— begin —

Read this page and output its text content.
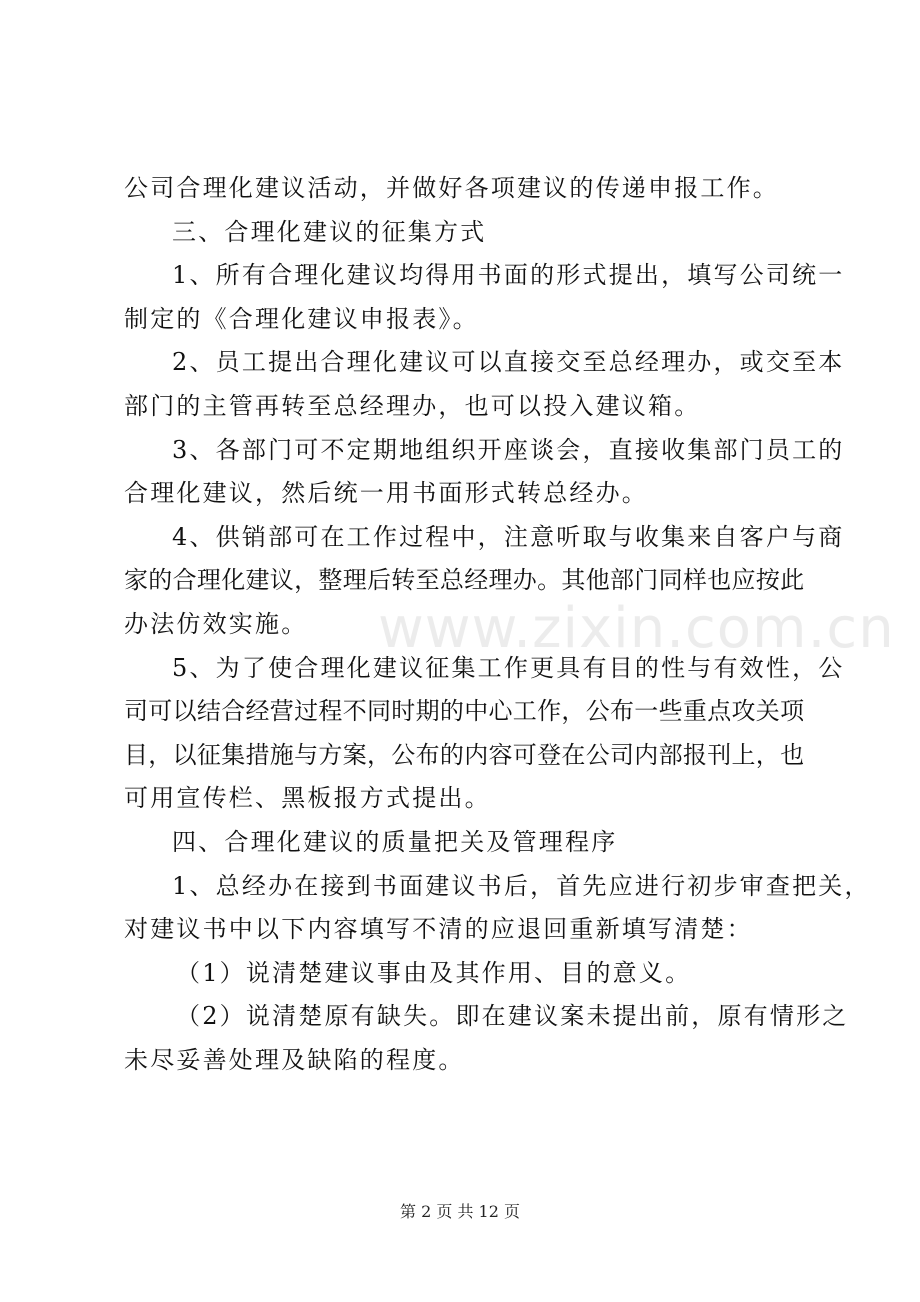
公司合理化建议活动，并做好各项建议的传递申报工作。
三、合理化建议的征集方式
1、所有合理化建议均得用书面的形式提出，填写公司统一
制定的《合理化建议申报表》。
2、员工提出合理化建议可以直接交至总经理办，或交至本
部门的主管再转至总经理办，也可以投入建议箱。
3、各部门可不定期地组织开座谈会，直接收集部门员工的
合理化建议，然后统一用书面形式转总经办。
4、供销部可在工作过程中，注意听取与收集来自客户与商
家的合理化建议，整理后转至总经理办。其他部门同样也应按此
办法仿效实施。
5、为了使合理化建议征集工作更具有目的性与有效性，公
司可以结合经营过程不同时期的中心工作，公布一些重点攻关项
目，以征集措施与方案，公布的内容可登在公司内部报刊上，也
可用宣传栏、黑板报方式提出。
四、合理化建议的质量把关及管理程序
1、总经办在接到书面建议书后，首先应进行初步审查把关，
对建议书中以下内容填写不清的应退回重新填写清楚：
（1）说清楚建议事由及其作用、目的意义。
（2）说清楚原有缺失。即在建议案未提出前，原有情形之
未尽妥善处理及缺陷的程度。
www.zixin.com.cn
第 2 页 共 12 页
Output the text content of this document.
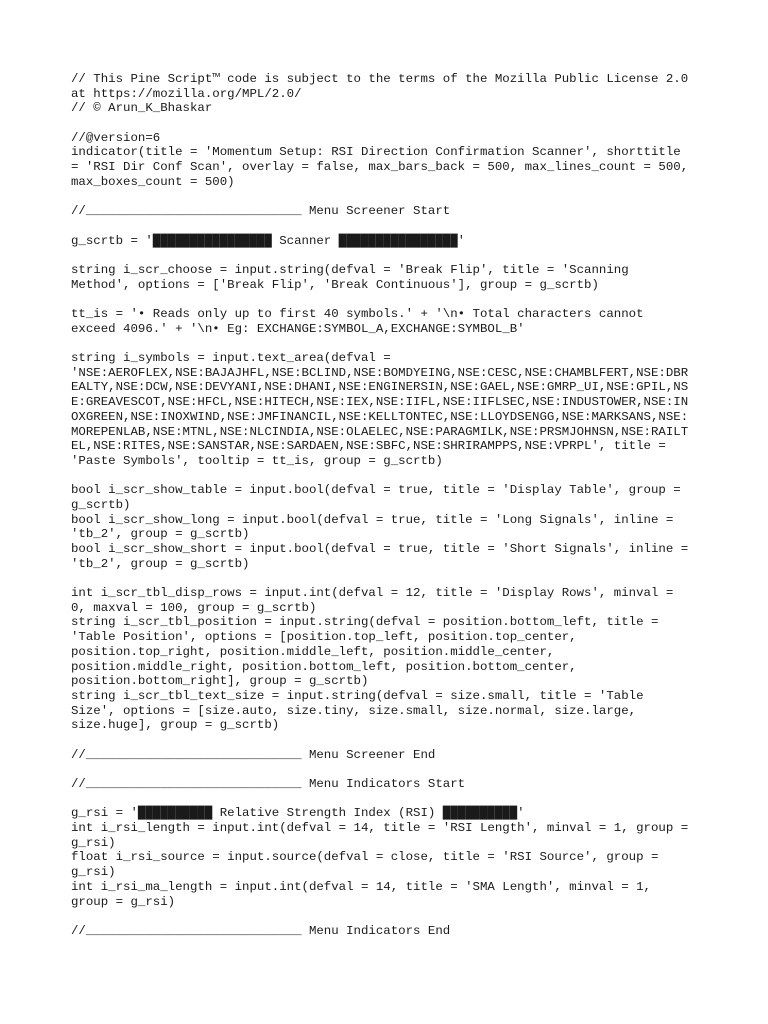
// This Pine Script™ code is subject to the terms of the Mozilla Public License 2.0
at https://mozilla.org/MPL/2.0/
// © Arun_K_Bhaskar
//@version=6
indicator(title = 'Momentum Setup: RSI Direction Confirmation Scanner', shorttitle
= 'RSI Dir Conf Scan', overlay = false, max_bars_back = 500, max_lines_count = 500,
max_boxes_count = 500)
//_____________________________ Menu Screener Start
g_scrtb = '████████████████ Scanner ████████████████'
string i_scr_choose = input.string(defval = 'Break Flip', title = 'Scanning
Method', options = ['Break Flip', 'Break Continuous'], group = g_scrtb)
tt_is = '• Reads only up to first 40 symbols.' + '\n• Total characters cannot
exceed 4096.' + '\n• Eg: EXCHANGE:SYMBOL_A,EXCHANGE:SYMBOL_B'
string i_symbols = input.text_area(defval =
'NSE:AEROFLEX,NSE:BAJAJHFL,NSE:BCLIND,NSE:BOMDYEING,NSE:CESC,NSE:CHAMBLFERT,NSE:DBR
EALTY,NSE:DCW,NSE:DEVYANI,NSE:DHANI,NSE:ENGINERSIN,NSE:GAEL,NSE:GMRP_UI,NSE:GPIL,NS
E:GREAVESCOT,NSE:HFCL,NSE:HITECH,NSE:IEX,NSE:IIFL,NSE:IIFLSEC,NSE:INDUSTOWER,NSE:IN
OXGREEN,NSE:INOXWIND,NSE:JMFINANCIL,NSE:KELLTONTEC,NSE:LLOYDSENGG,NSE:MARKSANS,NSE:
MOREPENLAB,NSE:MTNL,NSE:NLCINDIA,NSE:OLAELEC,NSE:PARAGMILK,NSE:PRSMJOHNSN,NSE:RAILT
EL,NSE:RITES,NSE:SANSTAR,NSE:SARDAEN,NSE:SBFC,NSE:SHRIRAMPPS,NSE:VPRPL', title =
'Paste Symbols', tooltip = tt_is, group = g_scrtb)
bool i_scr_show_table = input.bool(defval = true, title = 'Display Table', group =
g_scrtb)
bool i_scr_show_long = input.bool(defval = true, title = 'Long Signals', inline =
'tb_2', group = g_scrtb)
bool i_scr_show_short = input.bool(defval = true, title = 'Short Signals', inline =
'tb_2', group = g_scrtb)
int i_scr_tbl_disp_rows = input.int(defval = 12, title = 'Display Rows', minval =
0, maxval = 100, group = g_scrtb)
string i_scr_tbl_position = input.string(defval = position.bottom_left, title =
'Table Position', options = [position.top_left, position.top_center,
position.top_right, position.middle_left, position.middle_center,
position.middle_right, position.bottom_left, position.bottom_center,
position.bottom_right], group = g_scrtb)
string i_scr_tbl_text_size = input.string(defval = size.small, title = 'Table
Size', options = [size.auto, size.tiny, size.small, size.normal, size.large,
size.huge], group = g_scrtb)
//_____________________________ Menu Screener End
//_____________________________ Menu Indicators Start
g_rsi = '██████████ Relative Strength Index (RSI) ██████████'
int i_rsi_length = input.int(defval = 14, title = 'RSI Length', minval = 1, group =
g_rsi)
float i_rsi_source = input.source(defval = close, title = 'RSI Source', group =
g_rsi)
int i_rsi_ma_length = input.int(defval = 14, title = 'SMA Length', minval = 1,
group = g_rsi)
//_____________________________ Menu Indicators End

— end —

§ WRITTEN REQUEST
Restate each entry word for word, please, but drop any images it holds.

§ THE OUTPUT
Read this page and output its text content.
公司合理化建议活动，并做好各项建议的传递申报工作。
三、合理化建议的征集方式
1、所有合理化建议均得用书面的形式提出，填写公司统一
制定的《合理化建议申报表》。
2、员工提出合理化建议可以直接交至总经理办，或交至本
部门的主管再转至总经理办，也可以投入建议箱。
3、各部门可不定期地组织开座谈会，直接收集部门员工的
合理化建议，然后统一用书面形式转总经办。
4、供销部可在工作过程中，注意听取与收集来自客户与商
家的合理化建议，整理后转至总经理办。其他部门同样也应按此
办法仿效实施。
5、为了使合理化建议征集工作更具有目的性与有效性，公
司可以结合经营过程不同时期的中心工作，公布一些重点攻关项
目，以征集措施与方案，公布的内容可登在公司内部报刊上，也
可用宣传栏、黑板报方式提出。
四、合理化建议的质量把关及管理程序
1、总经办在接到书面建议书后，首先应进行初步审查把关，
对建议书中以下内容填写不清的应退回重新填写清楚：
（1）说清楚建议事由及其作用、目的意义。
（2）说清楚原有缺失。即在建议案未提出前，原有情形之
未尽妥善处理及缺陷的程度。
www.zixin.com.cn
第 2 页 共 12 页
Output the text content of this document.
// This Pine Script™ code is subject to the terms of the Mozilla Public License 2.0
at https://mozilla.org/MPL/2.0/
// © Arun_K_Bhaskar
//@version=6
indicator(title = 'Momentum Setup: RSI Direction Confirmation Scanner', shorttitle
= 'RSI Dir Conf Scan', overlay = false, max_bars_back = 500, max_lines_count = 500,
max_boxes_count = 500)
//_____________________________ Menu Screener Start
g_scrtb = '████████████████ Scanner ████████████████'
string i_scr_choose = input.string(defval = 'Break Flip', title = 'Scanning
Method', options = ['Break Flip', 'Break Continuous'], group = g_scrtb)
tt_is = '• Reads only up to first 40 symbols.' + '\n• Total characters cannot
exceed 4096.' + '\n• Eg: EXCHANGE:SYMBOL_A,EXCHANGE:SYMBOL_B'
string i_symbols = input.text_area(defval =
'NSE:AEROFLEX,NSE:BAJAJHFL,NSE:BCLIND,NSE:BOMDYEING,NSE:CESC,NSE:CHAMBLFERT,NSE:DBR
EALTY,NSE:DCW,NSE:DEVYANI,NSE:DHANI,NSE:ENGINERSIN,NSE:GAEL,NSE:GMRP_UI,NSE:GPIL,NS
E:GREAVESCOT,NSE:HFCL,NSE:HITECH,NSE:IEX,NSE:IIFL,NSE:IIFLSEC,NSE:INDUSTOWER,NSE:IN
OXGREEN,NSE:INOXWIND,NSE:JMFINANCIL,NSE:KELLTONTEC,NSE:LLOYDSENGG,NSE:MARKSANS,NSE:
MOREPENLAB,NSE:MTNL,NSE:NLCINDIA,NSE:OLAELEC,NSE:PARAGMILK,NSE:PRSMJOHNSN,NSE:RAILT
EL,NSE:RITES,NSE:SANSTAR,NSE:SARDAEN,NSE:SBFC,NSE:SHRIRAMPPS,NSE:VPRPL', title =
'Paste Symbols', tooltip = tt_is, group = g_scrtb)
bool i_scr_show_table = input.bool(defval = true, title = 'Display Table', group =
g_scrtb)
bool i_scr_show_long = input.bool(defval = true, title = 'Long Signals', inline =
'tb_2', group = g_scrtb)
bool i_scr_show_short = input.bool(defval = true, title = 'Short Signals', inline =
'tb_2', group = g_scrtb)
int i_scr_tbl_disp_rows = input.int(defval = 12, title = 'Display Rows', minval =
0, maxval = 100, group = g_scrtb)
string i_scr_tbl_position = input.string(defval = position.bottom_left, title =
'Table Position', options = [position.top_left, position.top_center,
position.top_right, position.middle_left, position.middle_center,
position.middle_right, position.bottom_left, position.bottom_center,
position.bottom_right], group = g_scrtb)
string i_scr_tbl_text_size = input.string(defval = size.small, title = 'Table
Size', options = [size.auto, size.tiny, size.small, size.normal, size.large,
size.huge], group = g_scrtb)
//_____________________________ Menu Screener End
//_____________________________ Menu Indicators Start
g_rsi = '██████████ Relative Strength Index (RSI) ██████████'
int i_rsi_length = input.int(defval = 14, title = 'RSI Length', minval = 1, group =
g_rsi)
float i_rsi_source = input.source(defval = close, title = 'RSI Source', group =
g_rsi)
int i_rsi_ma_length = input.int(defval = 14, title = 'SMA Length', minval = 1,
group = g_rsi)
//_____________________________ Menu Indicators End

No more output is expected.